_Short problem A_
In the forum thread, what game was Locked playing when the panic set in?
_Short problem B_
Reproduce the forum thread word for word, starting at "2dog talk to" and ending at "coming at me...lmao.".

_Document extract_
....

It's a consipiracy man! A system created by the zionist MP goverment to controll...what? you say........our peanut butter! I first started noticing it in TheHempGodess's post she made reference to " Skiiping that post and move on"....You see, skippy! Another instance is where the leader of them all..Hick made a quaint reference, " I don't believe your stay will pan out"....Uh-huh, see a hidden reference to peter pan! Finally, the latest member of the consipracy, KingKuhanna, when he openly stated" Yeah i remeber seeing that guy, he was nuts!" See, openly stating that he preferrs smooth! How blatant!............,,Hehe, or maybe we should take a :chillpill: and:48:


----------



## Locked (Jan 18, 2010)

I need to sneak into your jars of bud chef and get me some of that smoke you are toking on....:hubba:


----------



## 2Dog (Jan 18, 2010)

hmmmmm peanut butter....


----------



## OldHippieChick (Jan 18, 2010)

2Dog said:
			
		

> hmmmmm peanut butter....


and chocolate .... mmmmmmm :hubba:


----------



## the chef (Jan 18, 2010)

Trainwreck is good!


----------



## HippyInEngland (Jan 18, 2010)

Not if your the driver.

eace:


----------



## 2Dog (Jan 18, 2010)

it better be because she is so slow to mature for me...I may not do her again even if she is bomb because she is so far behind all the others...its a bummer man. Or I amy get the seeds that you got chefy.


----------



## the chef (Jan 18, 2010)

Well again it dependa on strain, with some good smoke your like oooh cool! It's like 3-d man! It's like it's coming straight at ya!


----------



## the chef (Jan 18, 2010)

2dog talk to jack:rofl:


----------



## 2Dog (Jan 18, 2010)

sounds intense...I thought good smoke meant I wouldnt even notice if it was coming at me...lmao.


----------



## HippyInEngland (Jan 18, 2010)

I like to feel the rush coming, you can feel it in the distance and you can feel it gaining speed.

Then BAM.

eace:


----------



## 2Dog (Jan 18, 2010)

I have seedlings I need to check..hope they are all popped to plant. get them vegged for the next cycle..some good times. I had the whole GJ done and then accidently exited out of it...took a good bowl to get over that one ...:doh: :hitchair: :giggle: :stuff-1125699181_i_ :cry: :bong2: :bongin: :rofl:


----------



## Locked (Jan 18, 2010)

HippyInEngland said:
			
		

> I like to feel the rush coming, you can feel it in the distance and you can feel it gaining speed.
> 
> Then BAM.
> 
> eace:



This happened to me Saturday night after stupidly taking a 2nd hit of my Rez sd x chemdog dd without waiting long enough after the first hit...I got spooked big time in the middle of a song on VH guitar hero...I felt it coming and coming and it wld just not stop till I was panicked and had to just get up and leave my wife and the game mid song...it reminded me of acid...15 minutes of panic before i got it back under control...now I respect that smoke a lot more and space out my hits...lol


----------



## SmokinMom (Jan 18, 2010)

....

_Data extract_
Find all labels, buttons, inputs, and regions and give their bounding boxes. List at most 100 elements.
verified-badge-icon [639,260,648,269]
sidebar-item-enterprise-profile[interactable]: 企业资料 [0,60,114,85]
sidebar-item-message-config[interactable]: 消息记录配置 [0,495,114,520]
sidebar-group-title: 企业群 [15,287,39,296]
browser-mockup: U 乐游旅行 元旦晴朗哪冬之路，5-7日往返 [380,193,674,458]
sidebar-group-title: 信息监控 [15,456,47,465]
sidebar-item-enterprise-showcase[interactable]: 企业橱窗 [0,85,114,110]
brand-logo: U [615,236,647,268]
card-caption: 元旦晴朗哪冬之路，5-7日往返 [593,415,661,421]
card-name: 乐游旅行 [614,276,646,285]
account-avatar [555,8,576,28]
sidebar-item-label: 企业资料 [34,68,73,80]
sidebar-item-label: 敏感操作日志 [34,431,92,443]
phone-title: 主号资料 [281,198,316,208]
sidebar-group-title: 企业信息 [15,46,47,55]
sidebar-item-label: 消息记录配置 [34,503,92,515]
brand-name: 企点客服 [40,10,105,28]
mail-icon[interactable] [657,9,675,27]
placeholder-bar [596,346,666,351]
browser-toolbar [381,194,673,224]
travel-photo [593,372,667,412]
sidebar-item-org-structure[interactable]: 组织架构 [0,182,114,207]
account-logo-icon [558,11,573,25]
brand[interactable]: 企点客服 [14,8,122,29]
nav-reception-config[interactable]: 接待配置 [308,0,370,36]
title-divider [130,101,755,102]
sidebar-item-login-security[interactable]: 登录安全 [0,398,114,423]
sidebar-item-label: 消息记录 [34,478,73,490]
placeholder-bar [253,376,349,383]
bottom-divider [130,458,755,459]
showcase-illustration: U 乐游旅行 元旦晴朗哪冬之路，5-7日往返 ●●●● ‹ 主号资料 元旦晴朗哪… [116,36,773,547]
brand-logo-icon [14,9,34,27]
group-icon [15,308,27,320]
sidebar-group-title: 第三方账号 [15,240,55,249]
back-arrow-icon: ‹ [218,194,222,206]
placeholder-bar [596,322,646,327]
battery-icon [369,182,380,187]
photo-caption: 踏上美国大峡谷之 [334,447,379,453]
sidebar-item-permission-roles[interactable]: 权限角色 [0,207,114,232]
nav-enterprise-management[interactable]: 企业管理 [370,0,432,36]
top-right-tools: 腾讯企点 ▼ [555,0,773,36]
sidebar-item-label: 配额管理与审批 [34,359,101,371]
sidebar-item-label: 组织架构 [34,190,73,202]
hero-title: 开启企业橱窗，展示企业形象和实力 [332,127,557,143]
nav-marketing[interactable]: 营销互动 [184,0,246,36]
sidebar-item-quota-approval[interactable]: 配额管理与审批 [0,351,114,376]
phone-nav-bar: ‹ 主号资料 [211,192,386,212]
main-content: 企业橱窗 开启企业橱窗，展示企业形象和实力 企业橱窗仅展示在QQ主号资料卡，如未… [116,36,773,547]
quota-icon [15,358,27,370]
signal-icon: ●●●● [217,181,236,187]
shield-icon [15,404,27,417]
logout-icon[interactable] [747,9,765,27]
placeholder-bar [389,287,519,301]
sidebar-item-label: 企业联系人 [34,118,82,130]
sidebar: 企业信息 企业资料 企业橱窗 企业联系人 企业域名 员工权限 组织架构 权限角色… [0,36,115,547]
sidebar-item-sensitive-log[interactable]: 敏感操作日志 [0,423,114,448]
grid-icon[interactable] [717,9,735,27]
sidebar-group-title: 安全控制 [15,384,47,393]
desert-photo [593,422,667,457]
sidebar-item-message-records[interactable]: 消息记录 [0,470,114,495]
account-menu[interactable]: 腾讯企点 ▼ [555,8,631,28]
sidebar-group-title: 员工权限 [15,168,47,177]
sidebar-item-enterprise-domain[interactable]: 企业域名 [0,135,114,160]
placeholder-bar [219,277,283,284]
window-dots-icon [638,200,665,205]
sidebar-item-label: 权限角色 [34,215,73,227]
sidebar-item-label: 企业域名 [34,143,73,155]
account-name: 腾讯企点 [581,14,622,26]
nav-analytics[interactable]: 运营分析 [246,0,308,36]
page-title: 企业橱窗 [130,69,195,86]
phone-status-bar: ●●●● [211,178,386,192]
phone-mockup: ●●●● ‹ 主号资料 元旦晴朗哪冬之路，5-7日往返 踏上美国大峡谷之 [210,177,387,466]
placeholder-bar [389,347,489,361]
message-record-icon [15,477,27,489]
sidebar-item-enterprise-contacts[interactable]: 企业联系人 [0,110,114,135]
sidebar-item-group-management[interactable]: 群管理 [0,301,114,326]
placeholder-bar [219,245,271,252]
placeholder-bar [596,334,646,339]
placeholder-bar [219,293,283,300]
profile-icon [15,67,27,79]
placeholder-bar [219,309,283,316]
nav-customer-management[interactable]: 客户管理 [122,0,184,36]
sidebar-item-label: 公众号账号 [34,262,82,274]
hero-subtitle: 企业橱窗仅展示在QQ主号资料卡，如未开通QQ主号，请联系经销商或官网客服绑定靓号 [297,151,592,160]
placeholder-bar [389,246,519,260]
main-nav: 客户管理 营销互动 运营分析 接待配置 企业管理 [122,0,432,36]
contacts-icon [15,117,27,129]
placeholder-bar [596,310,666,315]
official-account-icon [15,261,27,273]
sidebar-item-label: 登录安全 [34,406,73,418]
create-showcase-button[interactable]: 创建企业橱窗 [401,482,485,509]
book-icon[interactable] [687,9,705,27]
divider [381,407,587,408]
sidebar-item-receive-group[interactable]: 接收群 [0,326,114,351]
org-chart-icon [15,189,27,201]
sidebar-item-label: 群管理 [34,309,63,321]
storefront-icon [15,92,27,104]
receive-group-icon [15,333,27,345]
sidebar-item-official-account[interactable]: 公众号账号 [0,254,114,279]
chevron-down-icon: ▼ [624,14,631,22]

....

_Task output A_
VH guitar hero

_Task output B_
2dog talk to jack:rofl:


----------



## 2Dog (Jan 18, 2010)

sounds intense...I thought good smoke meant I wouldnt even notice if it was coming at me...lmao.